Instruction
Return each line of the listing that contains the word "chain", copied without changes.

(Recorded data)
########################################
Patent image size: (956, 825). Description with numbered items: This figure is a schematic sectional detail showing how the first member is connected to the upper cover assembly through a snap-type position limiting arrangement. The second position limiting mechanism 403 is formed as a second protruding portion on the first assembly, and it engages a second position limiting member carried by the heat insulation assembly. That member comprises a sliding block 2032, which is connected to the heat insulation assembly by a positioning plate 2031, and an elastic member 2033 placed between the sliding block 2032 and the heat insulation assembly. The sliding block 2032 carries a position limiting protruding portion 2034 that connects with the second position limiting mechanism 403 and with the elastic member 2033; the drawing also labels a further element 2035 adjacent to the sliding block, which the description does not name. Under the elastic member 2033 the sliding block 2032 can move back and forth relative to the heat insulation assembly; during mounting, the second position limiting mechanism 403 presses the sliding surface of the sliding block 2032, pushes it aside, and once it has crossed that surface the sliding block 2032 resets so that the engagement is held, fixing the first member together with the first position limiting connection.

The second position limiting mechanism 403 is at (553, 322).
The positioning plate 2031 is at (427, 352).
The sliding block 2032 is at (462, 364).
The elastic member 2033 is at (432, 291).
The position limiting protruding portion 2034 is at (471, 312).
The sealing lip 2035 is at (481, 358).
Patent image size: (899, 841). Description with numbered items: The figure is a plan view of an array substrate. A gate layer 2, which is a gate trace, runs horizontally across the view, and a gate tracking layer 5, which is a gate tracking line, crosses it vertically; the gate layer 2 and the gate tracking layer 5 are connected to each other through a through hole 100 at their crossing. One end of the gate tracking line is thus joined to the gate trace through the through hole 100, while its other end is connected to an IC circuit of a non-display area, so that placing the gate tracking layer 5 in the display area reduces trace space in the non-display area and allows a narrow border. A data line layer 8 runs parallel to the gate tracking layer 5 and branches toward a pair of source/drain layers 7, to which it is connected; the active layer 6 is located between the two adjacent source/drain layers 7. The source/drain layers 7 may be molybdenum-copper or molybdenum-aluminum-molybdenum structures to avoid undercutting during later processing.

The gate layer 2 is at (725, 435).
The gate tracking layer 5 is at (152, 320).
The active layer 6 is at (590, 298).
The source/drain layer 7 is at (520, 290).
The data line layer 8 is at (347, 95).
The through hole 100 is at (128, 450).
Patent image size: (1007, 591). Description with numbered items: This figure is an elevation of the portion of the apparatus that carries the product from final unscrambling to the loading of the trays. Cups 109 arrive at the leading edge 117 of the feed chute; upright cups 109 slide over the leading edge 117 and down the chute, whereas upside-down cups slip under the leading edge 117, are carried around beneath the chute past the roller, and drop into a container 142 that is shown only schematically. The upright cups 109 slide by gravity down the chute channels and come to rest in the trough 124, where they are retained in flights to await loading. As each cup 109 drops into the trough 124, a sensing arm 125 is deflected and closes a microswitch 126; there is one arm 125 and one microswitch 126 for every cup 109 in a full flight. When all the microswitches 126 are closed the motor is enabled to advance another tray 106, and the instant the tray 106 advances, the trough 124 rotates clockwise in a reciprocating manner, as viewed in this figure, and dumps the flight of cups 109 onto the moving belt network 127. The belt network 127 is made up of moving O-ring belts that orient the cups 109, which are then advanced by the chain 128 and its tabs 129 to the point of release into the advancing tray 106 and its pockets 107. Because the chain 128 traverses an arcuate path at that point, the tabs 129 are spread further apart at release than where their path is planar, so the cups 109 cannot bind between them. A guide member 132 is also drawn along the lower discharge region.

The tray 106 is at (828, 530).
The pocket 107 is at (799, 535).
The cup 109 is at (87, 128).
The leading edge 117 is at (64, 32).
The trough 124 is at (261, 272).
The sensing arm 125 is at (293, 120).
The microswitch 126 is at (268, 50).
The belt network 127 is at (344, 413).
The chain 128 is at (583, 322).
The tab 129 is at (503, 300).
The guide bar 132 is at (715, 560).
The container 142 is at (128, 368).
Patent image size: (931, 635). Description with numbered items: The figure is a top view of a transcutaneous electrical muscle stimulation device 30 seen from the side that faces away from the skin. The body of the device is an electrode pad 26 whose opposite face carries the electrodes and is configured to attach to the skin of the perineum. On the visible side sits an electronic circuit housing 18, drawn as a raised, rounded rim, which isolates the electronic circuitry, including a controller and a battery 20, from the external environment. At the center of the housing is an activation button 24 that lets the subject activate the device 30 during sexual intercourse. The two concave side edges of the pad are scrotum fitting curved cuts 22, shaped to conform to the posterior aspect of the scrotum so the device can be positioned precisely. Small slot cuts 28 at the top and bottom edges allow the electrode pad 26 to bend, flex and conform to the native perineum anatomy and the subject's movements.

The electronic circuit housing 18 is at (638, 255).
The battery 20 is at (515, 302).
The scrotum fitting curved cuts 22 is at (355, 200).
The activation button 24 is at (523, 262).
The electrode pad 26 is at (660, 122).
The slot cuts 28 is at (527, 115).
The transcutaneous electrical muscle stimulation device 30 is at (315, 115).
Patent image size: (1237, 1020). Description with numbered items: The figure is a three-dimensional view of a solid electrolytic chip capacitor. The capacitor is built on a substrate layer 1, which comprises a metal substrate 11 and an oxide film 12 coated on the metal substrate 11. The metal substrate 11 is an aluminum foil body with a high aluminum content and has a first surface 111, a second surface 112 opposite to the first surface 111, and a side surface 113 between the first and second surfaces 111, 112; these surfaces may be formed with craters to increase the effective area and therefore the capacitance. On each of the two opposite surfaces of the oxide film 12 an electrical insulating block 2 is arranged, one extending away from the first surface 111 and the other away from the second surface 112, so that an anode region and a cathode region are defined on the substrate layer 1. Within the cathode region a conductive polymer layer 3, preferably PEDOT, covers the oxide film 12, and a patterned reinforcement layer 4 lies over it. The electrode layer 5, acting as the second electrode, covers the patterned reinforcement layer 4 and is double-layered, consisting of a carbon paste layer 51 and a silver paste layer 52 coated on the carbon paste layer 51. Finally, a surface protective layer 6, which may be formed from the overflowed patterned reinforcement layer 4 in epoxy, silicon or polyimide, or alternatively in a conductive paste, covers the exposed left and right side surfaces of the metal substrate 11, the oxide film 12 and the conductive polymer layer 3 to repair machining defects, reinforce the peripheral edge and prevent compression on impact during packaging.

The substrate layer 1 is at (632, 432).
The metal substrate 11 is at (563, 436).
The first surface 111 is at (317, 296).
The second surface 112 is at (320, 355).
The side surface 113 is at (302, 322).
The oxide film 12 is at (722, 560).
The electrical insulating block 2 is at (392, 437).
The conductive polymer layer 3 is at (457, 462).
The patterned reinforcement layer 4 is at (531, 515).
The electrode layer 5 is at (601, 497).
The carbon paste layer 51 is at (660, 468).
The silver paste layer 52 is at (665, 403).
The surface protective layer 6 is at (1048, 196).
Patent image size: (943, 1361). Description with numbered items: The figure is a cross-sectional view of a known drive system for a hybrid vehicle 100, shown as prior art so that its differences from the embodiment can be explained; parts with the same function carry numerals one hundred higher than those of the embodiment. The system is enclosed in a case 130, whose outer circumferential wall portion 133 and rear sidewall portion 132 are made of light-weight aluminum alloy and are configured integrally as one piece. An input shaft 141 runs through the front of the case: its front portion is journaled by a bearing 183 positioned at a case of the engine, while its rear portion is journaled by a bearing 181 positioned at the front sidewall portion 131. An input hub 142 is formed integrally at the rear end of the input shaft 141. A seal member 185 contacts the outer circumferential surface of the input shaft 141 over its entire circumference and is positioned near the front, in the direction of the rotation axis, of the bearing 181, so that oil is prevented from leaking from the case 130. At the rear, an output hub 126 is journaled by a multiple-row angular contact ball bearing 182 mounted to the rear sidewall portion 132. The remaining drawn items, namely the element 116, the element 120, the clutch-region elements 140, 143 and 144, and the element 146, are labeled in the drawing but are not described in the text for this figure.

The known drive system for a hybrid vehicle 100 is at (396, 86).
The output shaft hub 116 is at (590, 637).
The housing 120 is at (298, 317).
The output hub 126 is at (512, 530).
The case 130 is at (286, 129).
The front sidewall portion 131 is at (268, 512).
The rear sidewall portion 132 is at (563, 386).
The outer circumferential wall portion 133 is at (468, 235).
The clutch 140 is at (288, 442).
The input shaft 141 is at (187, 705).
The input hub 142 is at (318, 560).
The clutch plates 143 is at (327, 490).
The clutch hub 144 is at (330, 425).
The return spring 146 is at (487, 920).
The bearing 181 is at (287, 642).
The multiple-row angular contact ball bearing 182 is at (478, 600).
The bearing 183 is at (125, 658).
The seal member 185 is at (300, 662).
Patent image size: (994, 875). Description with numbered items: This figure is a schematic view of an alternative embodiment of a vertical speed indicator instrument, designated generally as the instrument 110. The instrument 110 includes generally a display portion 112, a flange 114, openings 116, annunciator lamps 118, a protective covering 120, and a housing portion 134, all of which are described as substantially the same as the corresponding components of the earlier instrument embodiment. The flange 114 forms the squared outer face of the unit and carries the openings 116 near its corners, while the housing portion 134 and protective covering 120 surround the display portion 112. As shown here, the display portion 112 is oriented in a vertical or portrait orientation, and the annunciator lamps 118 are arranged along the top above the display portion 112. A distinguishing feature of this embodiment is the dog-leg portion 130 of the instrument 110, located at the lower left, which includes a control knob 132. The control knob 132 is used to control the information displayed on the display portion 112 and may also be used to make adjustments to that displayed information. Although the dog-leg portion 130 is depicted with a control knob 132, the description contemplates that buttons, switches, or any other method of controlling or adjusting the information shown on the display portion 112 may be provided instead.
########################################
Finished answer
Patent image size: (1007, 591). Description with numbered items: This figure is an elevation of the portion of the apparatus that carries the product from final unscrambling to the loading of the trays. Cups 109 arrive at the leading edge 117 of the feed chute; upright cups 109 slide over the leading edge 117 and down the chute, whereas upside-down cups slip under the leading edge 117, are carried around beneath the chute past the roller, and drop into a container 142 that is shown only schematically. The upright cups 109 slide by gravity down the chute channels and come to rest in the trough 124, where they are retained in flights to await loading. As each cup 109 drops into the trough 124, a sensing arm 125 is deflected and closes a microswitch 126; there is one arm 125 and one microswitch 126 for every cup 109 in a full flight. When all the microswitches 126 are closed the motor is enabled to advance another tray 106, and the instant the tray 106 advances, the trough 124 rotates clockwise in a reciprocating manner, as viewed in this figure, and dumps the flight of cups 109 onto the moving belt network 127. The belt network 127 is made up of moving O-ring belts that orient the cups 109, which are then advanced by the chain 128 and its tabs 129 to the point of release into the advancing tray 106 and its pockets 107. Because the chain 128 traverses an arcuate path at that point, the tabs 129 are spread further apart at release than where their path is planar, so the cups 109 cannot bind between them. A guide member 132 is also drawn along the lower discharge region.
The chain 128 is at (583, 322).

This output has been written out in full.